(Data records)
....................

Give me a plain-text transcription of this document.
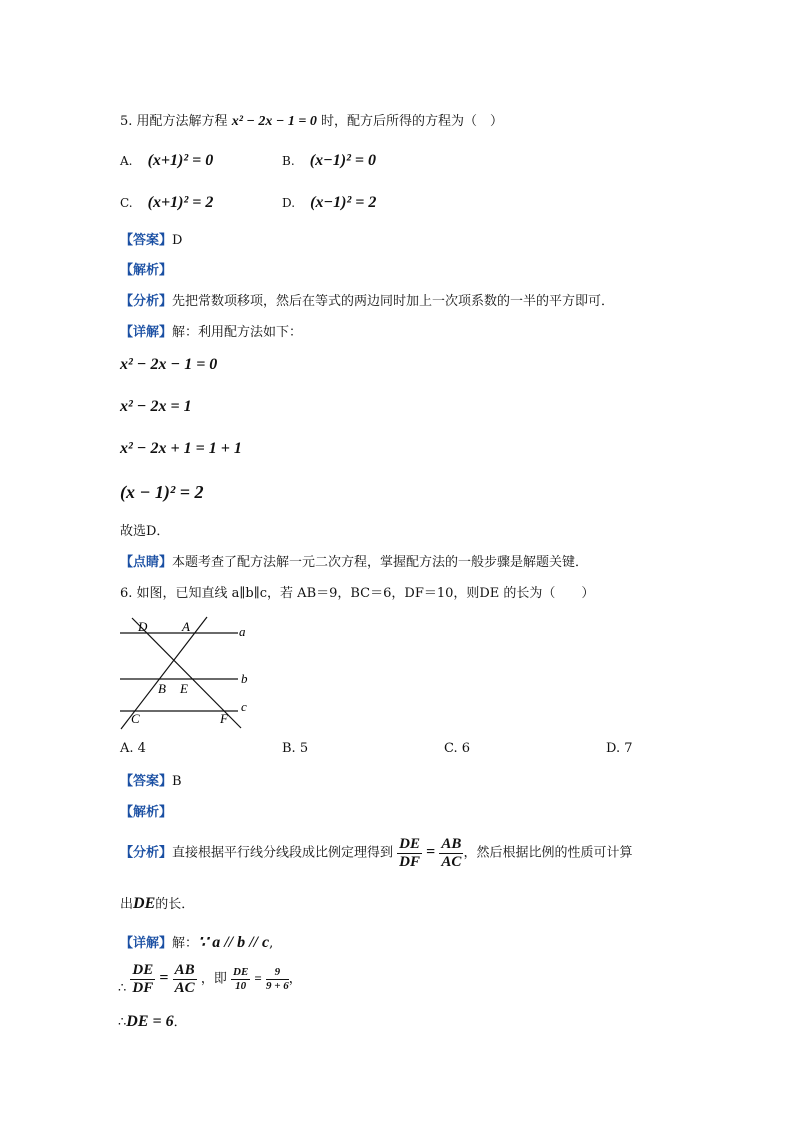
5. 用配方法解方程 x² − 2x − 1 = 0 时，配方后所得的方程为（　）
A. (x+1)² = 0	B. (x−1)² = 0
C. (x+1)² = 2	D. (x−1)² = 2
【答案】D
【解析】
【分析】先把常数项移项，然后在等式的两边同时加上一次项系数的一半的平方即可．
【详解】解：利用配方法如下：
x² − 2x − 1 = 0
x² − 2x = 1
x² − 2x + 1 = 1 + 1
(x − 1)² = 2
故选D．
【点睛】本题考查了配方法解一元二次方程，掌握配方法的一般步骤是解题关键．
6. 如图，已知直线 a∥b∥c，若 AB＝9，BC＝6，DF＝10，则DE 的长为（　　）
D	A
B E
C	F
a
b
c
A. 4	B. 5	C. 6	D. 7
【答案】B
【解析】
【分析】直接根据平行线分线段成比例定理得到 $\frac{DE}{DF} = \frac{AB}{AC}$ ，然后根据比例的性质可计算
出DE的长．
【详解】解：∵ a // b // c,
∴ $\frac{DE}{DF} = \frac{AB}{AC}$ ，即 $\frac{DE}{10} = \frac{9}{9 + 6}$ ，
∴DE = 6．
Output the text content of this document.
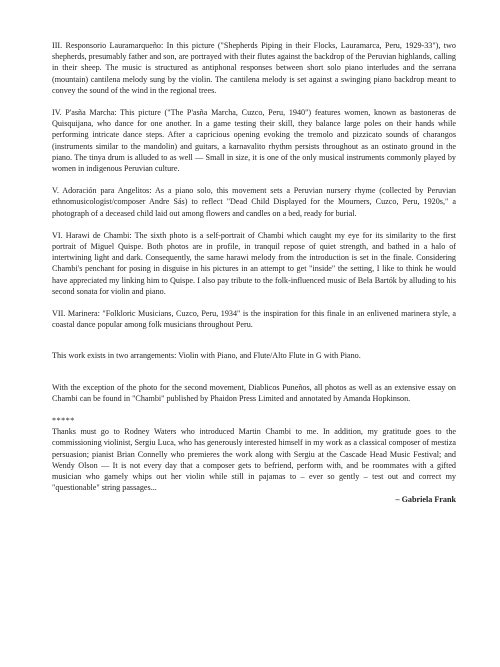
III. Responsorio Lauramarqueño: In this picture ("Shepherds Piping in their Flocks, Lauramarca, Peru, 1929-33"), two shepherds, presumably father and son, are portrayed with their flutes against the backdrop of the Peruvian highlands, calling in their sheep. The music is structured as antiphonal responses between short solo piano interludes and the serrana (mountain) cantilena melody sung by the violin. The cantilena melody is set against a swinging piano backdrop meant to convey the sound of the wind in the regional trees.

IV. P'asña Marcha: This picture ("The P'asña Marcha, Cuzco, Peru, 1940") features women, known as bastoneras de Quisquijana, who dance for one another. In a game testing their skill, they balance large poles on their hands while performing intricate dance steps. After a capricious opening evoking the tremolo and pizzicato sounds of charangos (instruments similar to the mandolin) and guitars, a karnavalito rhythm persists throughout as an ostinato ground in the piano. The tinya drum is alluded to as well — Small in size, it is one of the only musical instruments commonly played by women in indigenous Peruvian culture.

V. Adoración para Angelitos: As a piano solo, this movement sets a Peruvian nursery rhyme (collected by Peruvian ethnomusicologist/composer Andre Sás) to reflect "Dead Child Displayed for the Mourners, Cuzco, Peru, 1920s," a photograph of a deceased child laid out among flowers and candles on a bed, ready for burial.

VI. Harawi de Chambi: The sixth photo is a self-portrait of Chambi which caught my eye for its similarity to the first portrait of Miguel Quispe. Both photos are in profile, in tranquil repose of quiet strength, and bathed in a halo of intertwining light and dark. Consequently, the same harawi melody from the introduction is set in the finale. Considering Chambi's penchant for posing in disguise in his pictures in an attempt to get "inside" the setting, I like to think he would have appreciated my linking him to Quispe. I also pay tribute to the folk-influenced music of Bela Bartók by alluding to his second sonata for violin and piano.

VII. Marinera: "Folkloric Musicians, Cuzco, Peru, 1934" is the inspiration for this finale in an enlivened marinera style, a coastal dance popular among folk musicians throughout Peru.

This work exists in two arrangements: Violin with Piano, and Flute/Alto Flute in G with Piano.

With the exception of the photo for the second movement, Diablicos Puneños, all photos as well as an extensive essay on Chambi can be found in "Chambi" published by Phaidon Press Limited and annotated by Amanda Hopkinson.

*****

Thanks must go to Rodney Waters who introduced Martin Chambi to me. In addition, my gratitude goes to the commissioning violinist, Sergiu Luca, who has generously interested himself in my work as a classical composer of mestiza persuasion; pianist Brian Connelly who premieres the work along with Sergiu at the Cascade Head Music Festival; and Wendy Olson — It is not every day that a composer gets to befriend, perform with, and be roommates with a gifted musician who gamely whips out her violin while still in pajamas to – ever so gently – test out and correct my "questionable" string passages...

– Gabriela Frank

....................

_Task prompt_
Count the lines in the records above that hold the word "frac", and give only that number.

_Solved exercise_
2